*WORK TO COMPLETE:*
Transcribe all of the data exactly. Omit the pictures.

PROVIDED DATA start

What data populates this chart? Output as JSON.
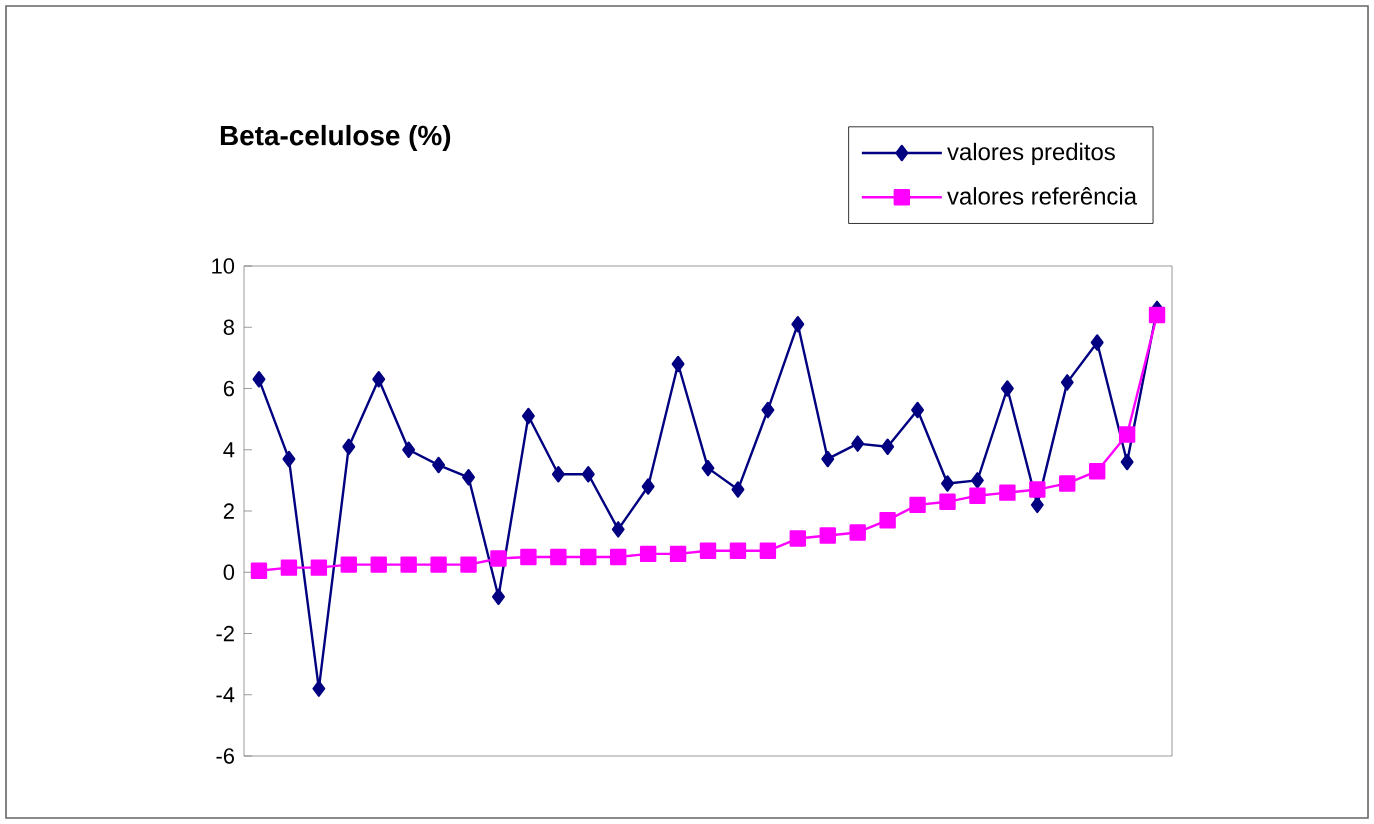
{
  "chart_data": {
    "type": "line",
    "title": "Beta-celulose (%)",
    "categories": [
      null,
      null,
      null,
      null,
      null,
      null,
      null,
      null,
      null,
      null,
      null,
      null,
      null,
      null,
      null,
      null,
      null,
      null,
      null,
      null,
      null,
      null,
      null,
      null,
      null,
      null,
      null,
      null,
      null,
      null,
      null
    ],
    "series": [
      {
        "name": "valores preditos",
        "color": "#000080",
        "marker": "diamond",
        "values": [
          6.3,
          3.7,
          -3.8,
          4.1,
          6.3,
          4.0,
          3.5,
          3.1,
          -0.8,
          5.1,
          3.2,
          3.2,
          1.4,
          2.8,
          6.8,
          3.4,
          2.7,
          5.3,
          8.1,
          3.7,
          4.2,
          4.1,
          5.3,
          2.9,
          3.0,
          6.0,
          2.2,
          6.2,
          7.5,
          3.6,
          8.6
        ]
      },
      {
        "name": "valores referência",
        "color": "#ff00ff",
        "marker": "square",
        "values": [
          0.05,
          0.15,
          0.15,
          0.25,
          0.25,
          0.25,
          0.25,
          0.25,
          0.45,
          0.5,
          0.5,
          0.5,
          0.5,
          0.6,
          0.6,
          0.7,
          0.7,
          0.7,
          1.1,
          1.2,
          1.3,
          1.7,
          2.2,
          2.3,
          2.5,
          2.6,
          2.7,
          2.9,
          3.3,
          4.5,
          8.4
        ]
      }
    ],
    "ylim": [
      -6,
      10
    ],
    "yticks": [
      -6,
      -4,
      -2,
      0,
      2,
      4,
      6,
      8,
      10
    ],
    "tick_labels": "y",
    "grid": false,
    "legend": "top right",
    "line_style": "solid"
  }
}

PROVIDED DATA end

*OUTPUT OF THE TASK:*
What data populates this chart? Output as JSON.
{
  "chart_data": {
    "type": "line",
    "title": "Beta-celulose (%)",
    "categories": [
      null,
      null,
      null,
      null,
      null,
      null,
      null,
      null,
      null,
      null,
      null,
      null,
      null,
      null,
      null,
      null,
      null,
      null,
      null,
      null,
      null,
      null,
      null,
      null,
      null,
      null,
      null,
      null,
      null,
      null,
      null
    ],
    "series": [
      {
        "name": "valores preditos",
        "color": "#000080",
        "marker": "diamond",
        "values": [
          6.3,
          3.7,
          -3.8,
          4.1,
          6.3,
          4.0,
          3.5,
          3.1,
          -0.8,
          5.1,
          3.2,
          3.2,
          1.4,
          2.8,
          6.8,
          3.4,
          2.7,
          5.3,
          8.1,
          3.7,
          4.2,
          4.1,
          5.3,
          2.9,
          3.0,
          6.0,
          2.2,
          6.2,
          7.5,
          3.6,
          8.6
        ]
      },
      {
        "name": "valores referência",
        "color": "#ff00ff",
        "marker": "square",
        "values": [
          0.05,
          0.15,
          0.15,
          0.25,
          0.25,
          0.25,
          0.25,
          0.25,
          0.45,
          0.5,
          0.5,
          0.5,
          0.5,
          0.6,
          0.6,
          0.7,
          0.7,
          0.7,
          1.1,
          1.2,
          1.3,
          1.7,
          2.2,
          2.3,
          2.5,
          2.6,
          2.7,
          2.9,
          3.3,
          4.5,
          8.4
        ]
      }
    ],
    "ylim": [
      -6,
      10
    ],
    "yticks": [
      -6,
      -4,
      -2,
      0,
      2,
      4,
      6,
      8,
      10
    ],
    "tick_labels": "y",
    "grid": false,
    "legend": "top right",
    "line_style": "solid"
  }
}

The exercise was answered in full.